▸ **PROBLEM**
Write the material out again, line by line, exactly as it is.

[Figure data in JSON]
※

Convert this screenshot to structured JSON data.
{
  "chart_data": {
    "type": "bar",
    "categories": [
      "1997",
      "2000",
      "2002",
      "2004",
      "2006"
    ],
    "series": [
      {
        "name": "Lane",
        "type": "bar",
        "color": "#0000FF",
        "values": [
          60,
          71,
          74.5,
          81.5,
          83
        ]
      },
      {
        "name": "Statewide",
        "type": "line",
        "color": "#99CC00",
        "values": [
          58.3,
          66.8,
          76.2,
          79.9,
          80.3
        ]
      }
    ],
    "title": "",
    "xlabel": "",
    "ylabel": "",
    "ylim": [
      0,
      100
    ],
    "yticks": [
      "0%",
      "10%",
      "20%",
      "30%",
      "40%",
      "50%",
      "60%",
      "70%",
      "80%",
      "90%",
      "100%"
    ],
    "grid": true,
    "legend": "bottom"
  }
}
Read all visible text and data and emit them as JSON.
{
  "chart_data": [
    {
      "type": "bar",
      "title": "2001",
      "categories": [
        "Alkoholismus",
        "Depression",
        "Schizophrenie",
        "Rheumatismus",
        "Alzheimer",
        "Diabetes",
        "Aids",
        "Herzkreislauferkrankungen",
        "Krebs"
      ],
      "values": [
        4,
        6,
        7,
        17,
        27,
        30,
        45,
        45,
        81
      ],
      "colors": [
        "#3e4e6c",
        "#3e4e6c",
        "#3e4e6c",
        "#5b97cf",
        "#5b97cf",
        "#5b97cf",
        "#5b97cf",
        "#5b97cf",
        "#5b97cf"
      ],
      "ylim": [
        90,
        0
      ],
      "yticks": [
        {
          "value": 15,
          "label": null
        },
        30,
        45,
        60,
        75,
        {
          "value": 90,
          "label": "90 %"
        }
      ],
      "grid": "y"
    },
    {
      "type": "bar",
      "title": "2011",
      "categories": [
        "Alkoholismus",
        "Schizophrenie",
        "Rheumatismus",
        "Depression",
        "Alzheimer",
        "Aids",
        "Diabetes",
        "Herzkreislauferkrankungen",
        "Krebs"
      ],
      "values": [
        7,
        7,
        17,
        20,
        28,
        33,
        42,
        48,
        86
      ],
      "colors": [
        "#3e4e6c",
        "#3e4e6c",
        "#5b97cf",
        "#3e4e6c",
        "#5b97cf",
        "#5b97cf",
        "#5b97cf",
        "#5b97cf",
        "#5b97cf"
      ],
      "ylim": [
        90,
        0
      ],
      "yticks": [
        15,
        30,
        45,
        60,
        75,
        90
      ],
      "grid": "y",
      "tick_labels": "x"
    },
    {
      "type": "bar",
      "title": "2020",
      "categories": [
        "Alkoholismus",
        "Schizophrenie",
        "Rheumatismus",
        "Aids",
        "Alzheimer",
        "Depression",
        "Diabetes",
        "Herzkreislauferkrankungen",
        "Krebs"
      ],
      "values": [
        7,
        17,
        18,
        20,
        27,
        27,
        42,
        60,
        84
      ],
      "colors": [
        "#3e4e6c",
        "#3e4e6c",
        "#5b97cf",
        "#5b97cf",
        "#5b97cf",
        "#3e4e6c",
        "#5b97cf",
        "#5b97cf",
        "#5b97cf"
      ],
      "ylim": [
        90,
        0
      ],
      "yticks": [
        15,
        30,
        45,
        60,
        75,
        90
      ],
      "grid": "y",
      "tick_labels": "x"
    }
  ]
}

※

▸ **FULL OUTPUT**
Convert this screenshot to structured JSON data.
{
  "chart_data": {
    "type": "bar",
    "categories": [
      "1997",
      "2000",
      "2002",
      "2004",
      "2006"
    ],
    "series": [
      {
        "name": "Lane",
        "type": "bar",
        "color": "#0000FF",
        "values": [
          60,
          71,
          74.5,
          81.5,
          83
        ]
      },
      {
        "name": "Statewide",
        "type": "line",
        "color": "#99CC00",
        "values": [
          58.3,
          66.8,
          76.2,
          79.9,
          80.3
        ]
      }
    ],
    "title": "",
    "xlabel": "",
    "ylabel": "",
    "ylim": [
      0,
      100
    ],
    "yticks": [
      "0%",
      "10%",
      "20%",
      "30%",
      "40%",
      "50%",
      "60%",
      "70%",
      "80%",
      "90%",
      "100%"
    ],
    "grid": true,
    "legend": "bottom"
  }
}
Read all visible text and data and emit them as JSON.
{
  "chart_data": [
    {
      "type": "bar",
      "title": "2001",
      "categories": [
        "Alkoholismus",
        "Depression",
        "Schizophrenie",
        "Rheumatismus",
        "Alzheimer",
        "Diabetes",
        "Aids",
        "Herzkreislauferkrankungen",
        "Krebs"
      ],
      "values": [
        4,
        6,
        7,
        17,
        27,
        30,
        45,
        45,
        81
      ],
      "colors": [
        "#3e4e6c",
        "#3e4e6c",
        "#3e4e6c",
        "#5b97cf",
        "#5b97cf",
        "#5b97cf",
        "#5b97cf",
        "#5b97cf",
        "#5b97cf"
      ],
      "ylim": [
        90,
        0
      ],
      "yticks": [
        {
          "value": 15,
          "label": null
        },
        30,
        45,
        60,
        75,
        {
          "value": 90,
          "label": "90 %"
        }
      ],
      "grid": "y"
    },
    {
      "type": "bar",
      "title": "2011",
      "categories": [
        "Alkoholismus",
        "Schizophrenie",
        "Rheumatismus",
        "Depression",
        "Alzheimer",
        "Aids",
        "Diabetes",
        "Herzkreislauferkrankungen",
        "Krebs"
      ],
      "values": [
        7,
        7,
        17,
        20,
        28,
        33,
        42,
        48,
        86
      ],
      "colors": [
        "#3e4e6c",
        "#3e4e6c",
        "#5b97cf",
        "#3e4e6c",
        "#5b97cf",
        "#5b97cf",
        "#5b97cf",
        "#5b97cf",
        "#5b97cf"
      ],
      "ylim": [
        90,
        0
      ],
      "yticks": [
        15,
        30,
        45,
        60,
        75,
        90
      ],
      "grid": "y",
      "tick_labels": "x"
    },
    {
      "type": "bar",
      "title": "2020",
      "categories": [
        "Alkoholismus",
        "Schizophrenie",
        "Rheumatismus",
        "Aids",
        "Alzheimer",
        "Depression",
        "Diabetes",
        "Herzkreislauferkrankungen",
        "Krebs"
      ],
      "values": [
        7,
        17,
        18,
        20,
        27,
        27,
        42,
        60,
        84
      ],
      "colors": [
        "#3e4e6c",
        "#3e4e6c",
        "#5b97cf",
        "#5b97cf",
        "#5b97cf",
        "#3e4e6c",
        "#5b97cf",
        "#5b97cf",
        "#5b97cf"
      ],
      "ylim": [
        90,
        0
      ],
      "yticks": [
        15,
        30,
        45,
        60,
        75,
        90
      ],
      "grid": "y",
      "tick_labels": "x"
    }
  ]
}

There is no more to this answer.